Given information
+--

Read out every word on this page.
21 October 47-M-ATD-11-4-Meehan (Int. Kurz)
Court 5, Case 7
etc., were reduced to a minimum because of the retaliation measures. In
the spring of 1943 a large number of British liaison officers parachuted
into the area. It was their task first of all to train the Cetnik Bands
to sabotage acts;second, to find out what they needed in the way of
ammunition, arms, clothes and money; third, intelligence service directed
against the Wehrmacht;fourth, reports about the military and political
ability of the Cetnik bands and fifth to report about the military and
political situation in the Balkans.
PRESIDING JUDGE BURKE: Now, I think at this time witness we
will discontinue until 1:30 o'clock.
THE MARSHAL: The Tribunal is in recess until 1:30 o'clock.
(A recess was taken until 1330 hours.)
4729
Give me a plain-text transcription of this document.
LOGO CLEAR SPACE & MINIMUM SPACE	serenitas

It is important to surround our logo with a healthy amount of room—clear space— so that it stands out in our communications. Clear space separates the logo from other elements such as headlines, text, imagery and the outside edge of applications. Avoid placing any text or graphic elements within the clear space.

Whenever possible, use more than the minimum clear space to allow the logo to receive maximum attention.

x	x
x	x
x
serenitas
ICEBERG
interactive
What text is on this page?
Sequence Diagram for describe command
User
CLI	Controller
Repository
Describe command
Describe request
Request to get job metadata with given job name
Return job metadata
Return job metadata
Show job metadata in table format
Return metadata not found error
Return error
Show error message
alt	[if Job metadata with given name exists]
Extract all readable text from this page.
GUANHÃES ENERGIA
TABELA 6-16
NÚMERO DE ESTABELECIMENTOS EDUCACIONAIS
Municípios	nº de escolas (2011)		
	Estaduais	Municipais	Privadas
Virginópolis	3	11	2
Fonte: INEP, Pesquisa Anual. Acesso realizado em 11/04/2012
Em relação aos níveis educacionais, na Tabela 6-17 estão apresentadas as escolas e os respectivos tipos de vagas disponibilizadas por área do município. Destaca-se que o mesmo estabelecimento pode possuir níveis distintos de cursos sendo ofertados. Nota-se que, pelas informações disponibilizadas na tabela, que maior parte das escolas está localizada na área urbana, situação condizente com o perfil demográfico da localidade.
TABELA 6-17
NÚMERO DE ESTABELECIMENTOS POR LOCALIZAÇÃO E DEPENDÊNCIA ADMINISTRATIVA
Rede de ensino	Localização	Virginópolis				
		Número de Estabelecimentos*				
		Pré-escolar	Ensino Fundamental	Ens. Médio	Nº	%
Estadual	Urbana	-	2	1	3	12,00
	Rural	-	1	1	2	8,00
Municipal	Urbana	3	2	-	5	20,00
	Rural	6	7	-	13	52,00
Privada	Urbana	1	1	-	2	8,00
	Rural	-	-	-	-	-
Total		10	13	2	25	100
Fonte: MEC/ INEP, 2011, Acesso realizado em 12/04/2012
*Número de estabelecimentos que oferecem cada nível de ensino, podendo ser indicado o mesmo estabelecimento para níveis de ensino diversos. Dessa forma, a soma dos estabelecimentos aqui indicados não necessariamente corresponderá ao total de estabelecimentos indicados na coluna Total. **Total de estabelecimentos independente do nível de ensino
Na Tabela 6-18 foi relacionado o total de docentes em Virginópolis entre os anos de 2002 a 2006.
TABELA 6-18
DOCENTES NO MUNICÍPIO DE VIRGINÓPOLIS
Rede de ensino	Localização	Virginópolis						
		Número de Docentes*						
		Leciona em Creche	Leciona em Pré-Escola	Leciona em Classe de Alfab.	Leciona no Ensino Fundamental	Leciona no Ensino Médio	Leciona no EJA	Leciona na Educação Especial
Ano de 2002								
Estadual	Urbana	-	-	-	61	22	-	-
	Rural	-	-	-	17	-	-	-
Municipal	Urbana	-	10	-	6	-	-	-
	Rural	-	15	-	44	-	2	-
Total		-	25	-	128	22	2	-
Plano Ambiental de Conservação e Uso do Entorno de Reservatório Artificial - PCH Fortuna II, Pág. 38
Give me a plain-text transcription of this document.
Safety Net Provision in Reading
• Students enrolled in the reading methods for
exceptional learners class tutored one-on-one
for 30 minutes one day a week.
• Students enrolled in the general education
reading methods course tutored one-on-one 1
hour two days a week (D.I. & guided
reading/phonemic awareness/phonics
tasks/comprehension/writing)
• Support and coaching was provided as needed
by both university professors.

+--

Instruction
Once more, set down the full listing, verbatim.

Result below
Read out every word on this page.
21 October 47-M-ATD-11-4-Meehan (Int. Kurz)
Court 5, Case 7
etc., were reduced to a minimum because of the retaliation measures. In
the spring of 1943 a large number of British liaison officers parachuted
into the area. It was their task first of all to train the Cetnik Bands
to sabotage acts;second, to find out what they needed in the way of
ammunition, arms, clothes and money; third, intelligence service directed
against the Wehrmacht;fourth, reports about the military and political
ability of the Cetnik bands and fifth to report about the military and
political situation in the Balkans.
PRESIDING JUDGE BURKE: Now, I think at this time witness we
will discontinue until 1:30 o'clock.
THE MARSHAL: The Tribunal is in recess until 1:30 o'clock.
(A recess was taken until 1330 hours.)
4729
Give me a plain-text transcription of this document.
LOGO CLEAR SPACE & MINIMUM SPACE	serenitas

It is important to surround our logo with a healthy amount of room—clear space— so that it stands out in our communications. Clear space separates the logo from other elements such as headlines, text, imagery and the outside edge of applications. Avoid placing any text or graphic elements within the clear space.

Whenever possible, use more than the minimum clear space to allow the logo to receive maximum attention.

x	x
x	x
x
serenitas
ICEBERG
interactive
What text is on this page?
Sequence Diagram for describe command
User
CLI	Controller
Repository
Describe command
Describe request
Request to get job metadata with given job name
Return job metadata
Return job metadata
Show job metadata in table format
Return metadata not found error
Return error
Show error message
alt	[if Job metadata with given name exists]
Extract all readable text from this page.
GUANHÃES ENERGIA
TABELA 6-16
NÚMERO DE ESTABELECIMENTOS EDUCACIONAIS
Municípios	nº de escolas (2011)		
	Estaduais	Municipais	Privadas
Virginópolis	3	11	2
Fonte: INEP, Pesquisa Anual. Acesso realizado em 11/04/2012
Em relação aos níveis educacionais, na Tabela 6-17 estão apresentadas as escolas e os respectivos tipos de vagas disponibilizadas por área do município. Destaca-se que o mesmo estabelecimento pode possuir níveis distintos de cursos sendo ofertados. Nota-se que, pelas informações disponibilizadas na tabela, que maior parte das escolas está localizada na área urbana, situação condizente com o perfil demográfico da localidade.
TABELA 6-17
NÚMERO DE ESTABELECIMENTOS POR LOCALIZAÇÃO E DEPENDÊNCIA ADMINISTRATIVA
Rede de ensino	Localização	Virginópolis				
		Número de Estabelecimentos*				
		Pré-escolar	Ensino Fundamental	Ens. Médio	Nº	%
Estadual	Urbana	-	2	1	3	12,00
	Rural	-	1	1	2	8,00
Municipal	Urbana	3	2	-	5	20,00
	Rural	6	7	-	13	52,00
Privada	Urbana	1	1	-	2	8,00
	Rural	-	-	-	-	-
Total		10	13	2	25	100
Fonte: MEC/ INEP, 2011, Acesso realizado em 12/04/2012
*Número de estabelecimentos que oferecem cada nível de ensino, podendo ser indicado o mesmo estabelecimento para níveis de ensino diversos. Dessa forma, a soma dos estabelecimentos aqui indicados não necessariamente corresponderá ao total de estabelecimentos indicados na coluna Total. **Total de estabelecimentos independente do nível de ensino
Na Tabela 6-18 foi relacionado o total de docentes em Virginópolis entre os anos de 2002 a 2006.
TABELA 6-18
DOCENTES NO MUNICÍPIO DE VIRGINÓPOLIS
Rede de ensino	Localização	Virginópolis						
		Número de Docentes*						
		Leciona em Creche	Leciona em Pré-Escola	Leciona em Classe de Alfab.	Leciona no Ensino Fundamental	Leciona no Ensino Médio	Leciona no EJA	Leciona na Educação Especial
Ano de 2002								
Estadual	Urbana	-	-	-	61	22	-	-
	Rural	-	-	-	17	-	-	-
Municipal	Urbana	-	10	-	6	-	-	-
	Rural	-	15	-	44	-	2	-
Total		-	25	-	128	22	2	-
Plano Ambiental de Conservação e Uso do Entorno de Reservatório Artificial - PCH Fortuna II, Pág. 38
Give me a plain-text transcription of this document.
Safety Net Provision in Reading
• Students enrolled in the reading methods for
exceptional learners class tutored one-on-one
for 30 minutes one day a week.
• Students enrolled in the general education
reading methods course tutored one-on-one 1
hour two days a week (D.I. & guided
reading/phonemic awareness/phonics
tasks/comprehension/writing)
• Support and coaching was provided as needed
by both university professors.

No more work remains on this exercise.